___ TEXT BLOCK

Sunday, August 24, 2008

My first official blog

I apologize in advance for any awkwardness. I'm not sure how long I will be a blogger, but I've decided to give it a try at the request of my many fans.
I'm a celebrity hairstylist... you may know Lila. She's my dog. Everybody knows her, loves her and thinks she's beautiful, and of course I put her hair up in a little bow so that people know she's a cute girl. Although I have had the occasional "Is he this or is he that?.. He's so cute!" I'm like people, are you serious??... She has a bow!(pink might I add with the occasional bling) I feel bad for their children. I do actually do people's hair for a living. I did in fact cut Shawn Bradly's dad's hair once or twice. Shawn did come into the shop one time to pick up his daughter who was getting highlights from another stylist. He's is indeed very tall but I'm not so sure it helped his game so much. I told him I knew who he was and he didn't know who I was of course but who really cares. Anyways, I have many clients whom I love and cherish, who are celebrities to me!.. I guess you can tell I'm a bit bitter about not becoming a "Celebrity Hairstylist". Well it didn't work out for me yet. I'm still waiting on the big ones... Carrie Underwood, Jennifer Aniston, oh you know people like that. Brittany is not allowed though. Celebrities would probably literally not have the time for me cuz I'm so dang slow sometimes.
Anyways, I've started using the word livid in my advanced vocab that I have. Recently there was a certain situation that only my close friends know about. I was livid about this situation! Oh I'm sure you are wondering what it was but it would be gossip to blog about. I'll just say I don't want to be judgmental in my life anymore and I really don't want to be around it either. It amazes me the little specks we see in other peoples eyes when we have a life sized Lincoln Log in our own eye. I have my issues and struggles and I don't need to point out other people's... and especially talk about it to multiple people who aren't even involved.

______
___ RECORDS PROVIDED

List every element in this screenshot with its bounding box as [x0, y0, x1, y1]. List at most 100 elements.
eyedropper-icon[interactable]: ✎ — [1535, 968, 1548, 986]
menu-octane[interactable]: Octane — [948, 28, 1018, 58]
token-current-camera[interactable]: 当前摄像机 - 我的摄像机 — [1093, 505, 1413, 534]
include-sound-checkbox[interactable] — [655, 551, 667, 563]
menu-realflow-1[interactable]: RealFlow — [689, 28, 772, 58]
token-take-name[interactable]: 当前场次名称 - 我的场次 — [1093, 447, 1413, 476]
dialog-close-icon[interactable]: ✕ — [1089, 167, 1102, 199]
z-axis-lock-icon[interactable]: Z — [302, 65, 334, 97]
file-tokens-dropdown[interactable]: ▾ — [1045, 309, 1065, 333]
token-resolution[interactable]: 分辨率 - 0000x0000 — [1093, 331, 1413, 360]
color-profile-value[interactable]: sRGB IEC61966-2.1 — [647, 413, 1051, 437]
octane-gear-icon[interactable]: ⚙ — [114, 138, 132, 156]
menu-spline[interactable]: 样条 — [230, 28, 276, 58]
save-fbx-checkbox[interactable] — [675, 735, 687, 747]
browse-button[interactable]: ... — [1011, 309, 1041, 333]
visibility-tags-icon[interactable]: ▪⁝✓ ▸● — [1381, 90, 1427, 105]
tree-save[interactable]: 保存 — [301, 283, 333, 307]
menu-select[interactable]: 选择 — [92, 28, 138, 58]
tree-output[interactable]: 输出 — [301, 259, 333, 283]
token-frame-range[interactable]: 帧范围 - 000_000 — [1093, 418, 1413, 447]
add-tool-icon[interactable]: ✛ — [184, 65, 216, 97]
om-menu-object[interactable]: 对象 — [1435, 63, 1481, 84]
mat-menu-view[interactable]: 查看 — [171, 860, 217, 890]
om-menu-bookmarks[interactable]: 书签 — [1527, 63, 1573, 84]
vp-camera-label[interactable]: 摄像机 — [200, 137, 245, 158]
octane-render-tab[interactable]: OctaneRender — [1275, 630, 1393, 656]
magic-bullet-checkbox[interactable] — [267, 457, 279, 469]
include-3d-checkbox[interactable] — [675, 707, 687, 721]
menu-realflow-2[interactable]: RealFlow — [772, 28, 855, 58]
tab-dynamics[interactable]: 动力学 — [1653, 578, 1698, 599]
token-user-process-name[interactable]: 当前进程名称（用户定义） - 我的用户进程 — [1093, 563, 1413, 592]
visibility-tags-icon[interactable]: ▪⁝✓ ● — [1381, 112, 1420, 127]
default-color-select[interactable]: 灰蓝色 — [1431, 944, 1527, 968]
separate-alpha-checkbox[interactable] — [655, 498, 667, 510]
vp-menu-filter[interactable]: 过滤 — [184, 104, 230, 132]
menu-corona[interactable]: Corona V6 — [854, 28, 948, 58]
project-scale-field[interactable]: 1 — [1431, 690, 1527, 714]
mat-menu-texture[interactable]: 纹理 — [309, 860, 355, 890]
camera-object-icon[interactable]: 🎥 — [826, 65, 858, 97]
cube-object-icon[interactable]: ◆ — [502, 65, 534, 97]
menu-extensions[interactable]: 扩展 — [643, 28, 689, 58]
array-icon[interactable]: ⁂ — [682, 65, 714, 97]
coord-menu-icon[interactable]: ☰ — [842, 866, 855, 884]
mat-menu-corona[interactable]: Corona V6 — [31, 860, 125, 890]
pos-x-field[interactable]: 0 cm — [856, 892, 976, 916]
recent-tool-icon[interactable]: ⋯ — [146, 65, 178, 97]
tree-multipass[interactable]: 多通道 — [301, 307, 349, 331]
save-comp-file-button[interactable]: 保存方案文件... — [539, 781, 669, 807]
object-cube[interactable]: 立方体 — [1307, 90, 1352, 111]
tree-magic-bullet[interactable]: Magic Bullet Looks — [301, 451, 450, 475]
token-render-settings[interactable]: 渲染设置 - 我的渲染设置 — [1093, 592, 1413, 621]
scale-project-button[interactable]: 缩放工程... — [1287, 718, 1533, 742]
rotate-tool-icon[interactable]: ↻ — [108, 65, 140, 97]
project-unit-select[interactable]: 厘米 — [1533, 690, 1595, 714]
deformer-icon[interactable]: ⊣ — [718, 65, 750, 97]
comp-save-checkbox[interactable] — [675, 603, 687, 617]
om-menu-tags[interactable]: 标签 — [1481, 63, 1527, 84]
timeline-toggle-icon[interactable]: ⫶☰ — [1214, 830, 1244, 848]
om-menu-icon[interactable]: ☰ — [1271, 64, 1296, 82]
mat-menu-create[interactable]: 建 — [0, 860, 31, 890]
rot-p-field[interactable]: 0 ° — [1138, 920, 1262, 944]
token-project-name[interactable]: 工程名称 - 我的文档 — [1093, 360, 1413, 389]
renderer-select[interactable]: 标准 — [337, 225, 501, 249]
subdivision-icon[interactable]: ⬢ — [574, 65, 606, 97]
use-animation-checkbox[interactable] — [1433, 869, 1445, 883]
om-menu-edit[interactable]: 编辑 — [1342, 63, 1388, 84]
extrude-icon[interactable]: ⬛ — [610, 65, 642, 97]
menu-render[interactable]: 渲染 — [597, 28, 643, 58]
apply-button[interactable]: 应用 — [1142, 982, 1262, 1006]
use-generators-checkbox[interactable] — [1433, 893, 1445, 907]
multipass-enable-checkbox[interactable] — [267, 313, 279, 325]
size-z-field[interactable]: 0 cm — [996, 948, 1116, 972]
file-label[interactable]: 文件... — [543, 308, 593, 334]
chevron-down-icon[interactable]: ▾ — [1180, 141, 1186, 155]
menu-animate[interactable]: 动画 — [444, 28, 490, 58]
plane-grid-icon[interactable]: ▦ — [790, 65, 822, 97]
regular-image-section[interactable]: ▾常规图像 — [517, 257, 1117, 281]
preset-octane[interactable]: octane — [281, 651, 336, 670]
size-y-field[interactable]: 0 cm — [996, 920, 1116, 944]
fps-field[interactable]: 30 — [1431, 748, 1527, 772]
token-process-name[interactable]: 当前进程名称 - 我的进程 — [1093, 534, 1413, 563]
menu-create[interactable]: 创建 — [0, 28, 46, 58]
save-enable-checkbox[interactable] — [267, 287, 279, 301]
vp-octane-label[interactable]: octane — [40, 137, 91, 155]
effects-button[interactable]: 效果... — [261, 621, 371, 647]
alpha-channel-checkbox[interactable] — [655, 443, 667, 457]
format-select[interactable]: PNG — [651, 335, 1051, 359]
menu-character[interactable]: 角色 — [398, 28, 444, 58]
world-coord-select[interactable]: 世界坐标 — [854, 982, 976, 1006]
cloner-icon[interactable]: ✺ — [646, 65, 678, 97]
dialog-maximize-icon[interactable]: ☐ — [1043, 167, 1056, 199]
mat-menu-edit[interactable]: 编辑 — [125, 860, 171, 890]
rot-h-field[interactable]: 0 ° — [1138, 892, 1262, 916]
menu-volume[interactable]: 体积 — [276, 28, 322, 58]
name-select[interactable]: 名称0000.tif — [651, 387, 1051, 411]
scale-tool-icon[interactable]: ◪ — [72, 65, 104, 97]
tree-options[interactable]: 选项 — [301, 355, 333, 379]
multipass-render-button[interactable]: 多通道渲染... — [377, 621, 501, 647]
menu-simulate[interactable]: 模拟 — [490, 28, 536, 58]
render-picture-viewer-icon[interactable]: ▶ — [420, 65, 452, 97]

______

ACTIONS TO TAKE:
1. Can you rewrite the paragraph of the blog post that begins "Anyways, I've started using the word livid" as a short list that keeps its main facts?
2. Could you transcribe the passage of the blog post starting at "Anyways, I've started" and ending at "aren't even involved."?
3. According to the blog post, why does the writer put Lila's hair up in a little bow?

ANSWERS TO THE EXERCISES:
1.
- I've started using the word "livid" in my vocabulary.
- I was livid about a recent situation that only my close friends know about, but blogging about it would be gossip.
- I don't want to be judgmental anymore, and I don't want to be around judgment either.
- We notice little specks in other people's eyes while having a life-sized Lincoln Log in our own.
- I have my own issues and struggles, so I don't need to point out other people's, especially to multiple people who aren't even involved.

2.
Anyways, I've started using the word livid in my advanced vocab that I have. Recently there was a certain situation that only my close friends know about. I was livid about this situation! Oh I'm sure you are wondering what it was but it would be gossip to blog about. I'll just say I don't want to be judgmental in my life anymore and I really don't want to be around it either. It amazes me the little specks we see in other peoples eyes when we have a life sized Lincoln Log in our own eye. I have my issues and struggles and I don't need to point out other people's... and especially talk about it to multiple people who aren't even involved.

3. Lila is the writer's dog, and the bow is there so that people know she's a cute girl.